### Chart and figure data
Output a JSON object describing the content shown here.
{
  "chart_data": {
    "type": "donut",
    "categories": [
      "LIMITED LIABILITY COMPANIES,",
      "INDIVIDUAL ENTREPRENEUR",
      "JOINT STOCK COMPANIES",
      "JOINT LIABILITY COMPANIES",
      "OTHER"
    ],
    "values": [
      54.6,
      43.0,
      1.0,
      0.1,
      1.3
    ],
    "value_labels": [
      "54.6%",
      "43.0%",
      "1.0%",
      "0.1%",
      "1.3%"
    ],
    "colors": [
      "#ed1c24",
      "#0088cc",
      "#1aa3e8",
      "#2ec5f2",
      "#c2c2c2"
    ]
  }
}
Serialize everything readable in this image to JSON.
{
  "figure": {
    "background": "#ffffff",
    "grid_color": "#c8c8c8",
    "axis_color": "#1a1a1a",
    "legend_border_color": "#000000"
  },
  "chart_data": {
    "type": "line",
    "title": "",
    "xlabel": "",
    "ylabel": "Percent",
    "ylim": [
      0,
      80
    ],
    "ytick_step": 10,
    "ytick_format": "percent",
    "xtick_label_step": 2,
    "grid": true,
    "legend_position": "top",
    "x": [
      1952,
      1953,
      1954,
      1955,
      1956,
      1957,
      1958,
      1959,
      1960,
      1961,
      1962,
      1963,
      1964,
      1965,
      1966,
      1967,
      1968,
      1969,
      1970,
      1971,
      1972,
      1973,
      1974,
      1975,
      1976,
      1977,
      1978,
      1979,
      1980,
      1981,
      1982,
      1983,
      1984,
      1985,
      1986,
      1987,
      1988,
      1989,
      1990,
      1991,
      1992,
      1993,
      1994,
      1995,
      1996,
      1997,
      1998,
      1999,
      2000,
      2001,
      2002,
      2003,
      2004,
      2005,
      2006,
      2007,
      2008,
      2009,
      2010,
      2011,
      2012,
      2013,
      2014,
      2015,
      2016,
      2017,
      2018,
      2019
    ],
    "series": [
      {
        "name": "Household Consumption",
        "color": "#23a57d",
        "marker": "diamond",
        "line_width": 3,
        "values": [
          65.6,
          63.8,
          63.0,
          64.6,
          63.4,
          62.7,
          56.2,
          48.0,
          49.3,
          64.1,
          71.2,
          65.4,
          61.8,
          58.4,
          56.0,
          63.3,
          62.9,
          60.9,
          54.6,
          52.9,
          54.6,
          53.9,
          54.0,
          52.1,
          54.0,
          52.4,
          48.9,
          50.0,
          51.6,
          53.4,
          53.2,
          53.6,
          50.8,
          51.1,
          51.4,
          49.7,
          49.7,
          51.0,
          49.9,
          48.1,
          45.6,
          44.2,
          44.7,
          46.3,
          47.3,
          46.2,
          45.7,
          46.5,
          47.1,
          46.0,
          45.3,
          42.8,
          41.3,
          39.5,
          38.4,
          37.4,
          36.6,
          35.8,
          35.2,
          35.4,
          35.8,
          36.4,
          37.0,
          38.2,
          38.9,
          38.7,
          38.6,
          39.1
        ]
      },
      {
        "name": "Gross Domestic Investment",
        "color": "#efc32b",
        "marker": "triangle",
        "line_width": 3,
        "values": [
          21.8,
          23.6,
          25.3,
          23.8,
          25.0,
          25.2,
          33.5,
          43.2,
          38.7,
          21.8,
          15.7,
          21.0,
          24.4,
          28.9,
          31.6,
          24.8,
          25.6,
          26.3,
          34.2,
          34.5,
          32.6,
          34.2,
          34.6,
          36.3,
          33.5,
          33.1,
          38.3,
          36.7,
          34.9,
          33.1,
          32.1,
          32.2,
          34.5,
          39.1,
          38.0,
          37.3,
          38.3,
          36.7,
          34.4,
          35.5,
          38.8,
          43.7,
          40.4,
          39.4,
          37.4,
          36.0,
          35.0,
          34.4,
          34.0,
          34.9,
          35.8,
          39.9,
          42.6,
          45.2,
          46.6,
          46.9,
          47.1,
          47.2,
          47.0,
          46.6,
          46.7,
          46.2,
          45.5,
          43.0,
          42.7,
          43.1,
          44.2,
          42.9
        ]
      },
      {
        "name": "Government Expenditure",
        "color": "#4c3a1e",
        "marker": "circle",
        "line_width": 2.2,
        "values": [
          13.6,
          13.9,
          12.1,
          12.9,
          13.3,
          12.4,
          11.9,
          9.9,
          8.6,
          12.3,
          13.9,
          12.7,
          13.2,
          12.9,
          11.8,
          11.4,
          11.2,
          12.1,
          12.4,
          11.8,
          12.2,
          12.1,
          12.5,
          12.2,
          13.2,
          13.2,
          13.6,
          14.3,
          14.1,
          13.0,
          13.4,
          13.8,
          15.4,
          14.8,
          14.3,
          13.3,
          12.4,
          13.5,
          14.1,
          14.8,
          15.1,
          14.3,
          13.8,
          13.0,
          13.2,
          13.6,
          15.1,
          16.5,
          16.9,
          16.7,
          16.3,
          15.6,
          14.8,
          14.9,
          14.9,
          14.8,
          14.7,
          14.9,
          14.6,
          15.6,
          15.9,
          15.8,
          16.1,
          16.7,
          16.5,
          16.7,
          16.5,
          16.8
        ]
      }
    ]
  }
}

### Exercise aim
Set down all of the records shown above once more, exactly.

### Solved problem
Output a JSON object describing the content shown here.
{
  "chart_data": {
    "type": "donut",
    "categories": [
      "LIMITED LIABILITY COMPANIES,",
      "INDIVIDUAL ENTREPRENEUR",
      "JOINT STOCK COMPANIES",
      "JOINT LIABILITY COMPANIES",
      "OTHER"
    ],
    "values": [
      54.6,
      43.0,
      1.0,
      0.1,
      1.3
    ],
    "value_labels": [
      "54.6%",
      "43.0%",
      "1.0%",
      "0.1%",
      "1.3%"
    ],
    "colors": [
      "#ed1c24",
      "#0088cc",
      "#1aa3e8",
      "#2ec5f2",
      "#c2c2c2"
    ]
  }
}
Serialize everything readable in this image to JSON.
{
  "figure": {
    "background": "#ffffff",
    "grid_color": "#c8c8c8",
    "axis_color": "#1a1a1a",
    "legend_border_color": "#000000"
  },
  "chart_data": {
    "type": "line",
    "title": "",
    "xlabel": "",
    "ylabel": "Percent",
    "ylim": [
      0,
      80
    ],
    "ytick_step": 10,
    "ytick_format": "percent",
    "xtick_label_step": 2,
    "grid": true,
    "legend_position": "top",
    "x": [
      1952,
      1953,
      1954,
      1955,
      1956,
      1957,
      1958,
      1959,
      1960,
      1961,
      1962,
      1963,
      1964,
      1965,
      1966,
      1967,
      1968,
      1969,
      1970,
      1971,
      1972,
      1973,
      1974,
      1975,
      1976,
      1977,
      1978,
      1979,
      1980,
      1981,
      1982,
      1983,
      1984,
      1985,
      1986,
      1987,
      1988,
      1989,
      1990,
      1991,
      1992,
      1993,
      1994,
      1995,
      1996,
      1997,
      1998,
      1999,
      2000,
      2001,
      2002,
      2003,
      2004,
      2005,
      2006,
      2007,
      2008,
      2009,
      2010,
      2011,
      2012,
      2013,
      2014,
      2015,
      2016,
      2017,
      2018,
      2019
    ],
    "series": [
      {
        "name": "Household Consumption",
        "color": "#23a57d",
        "marker": "diamond",
        "line_width": 3,
        "values": [
          65.6,
          63.8,
          63.0,
          64.6,
          63.4,
          62.7,
          56.2,
          48.0,
          49.3,
          64.1,
          71.2,
          65.4,
          61.8,
          58.4,
          56.0,
          63.3,
          62.9,
          60.9,
          54.6,
          52.9,
          54.6,
          53.9,
          54.0,
          52.1,
          54.0,
          52.4,
          48.9,
          50.0,
          51.6,
          53.4,
          53.2,
          53.6,
          50.8,
          51.1,
          51.4,
          49.7,
          49.7,
          51.0,
          49.9,
          48.1,
          45.6,
          44.2,
          44.7,
          46.3,
          47.3,
          46.2,
          45.7,
          46.5,
          47.1,
          46.0,
          45.3,
          42.8,
          41.3,
          39.5,
          38.4,
          37.4,
          36.6,
          35.8,
          35.2,
          35.4,
          35.8,
          36.4,
          37.0,
          38.2,
          38.9,
          38.7,
          38.6,
          39.1
        ]
      },
      {
        "name": "Gross Domestic Investment",
        "color": "#efc32b",
        "marker": "triangle",
        "line_width": 3,
        "values": [
          21.8,
          23.6,
          25.3,
          23.8,
          25.0,
          25.2,
          33.5,
          43.2,
          38.7,
          21.8,
          15.7,
          21.0,
          24.4,
          28.9,
          31.6,
          24.8,
          25.6,
          26.3,
          34.2,
          34.5,
          32.6,
          34.2,
          34.6,
          36.3,
          33.5,
          33.1,
          38.3,
          36.7,
          34.9,
          33.1,
          32.1,
          32.2,
          34.5,
          39.1,
          38.0,
          37.3,
          38.3,
          36.7,
          34.4,
          35.5,
          38.8,
          43.7,
          40.4,
          39.4,
          37.4,
          36.0,
          35.0,
          34.4,
          34.0,
          34.9,
          35.8,
          39.9,
          42.6,
          45.2,
          46.6,
          46.9,
          47.1,
          47.2,
          47.0,
          46.6,
          46.7,
          46.2,
          45.5,
          43.0,
          42.7,
          43.1,
          44.2,
          42.9
        ]
      },
      {
        "name": "Government Expenditure",
        "color": "#4c3a1e",
        "marker": "circle",
        "line_width": 2.2,
        "values": [
          13.6,
          13.9,
          12.1,
          12.9,
          13.3,
          12.4,
          11.9,
          9.9,
          8.6,
          12.3,
          13.9,
          12.7,
          13.2,
          12.9,
          11.8,
          11.4,
          11.2,
          12.1,
          12.4,
          11.8,
          12.2,
          12.1,
          12.5,
          12.2,
          13.2,
          13.2,
          13.6,
          14.3,
          14.1,
          13.0,
          13.4,
          13.8,
          15.4,
          14.8,
          14.3,
          13.3,
          12.4,
          13.5,
          14.1,
          14.8,
          15.1,
          14.3,
          13.8,
          13.0,
          13.2,
          13.6,
          15.1,
          16.5,
          16.9,
          16.7,
          16.3,
          15.6,
          14.8,
          14.9,
          14.9,
          14.8,
          14.7,
          14.9,
          14.6,
          15.6,
          15.9,
          15.8,
          16.1,
          16.7,
          16.5,
          16.7,
          16.5,
          16.8
        ]
      }
    ]
  }
}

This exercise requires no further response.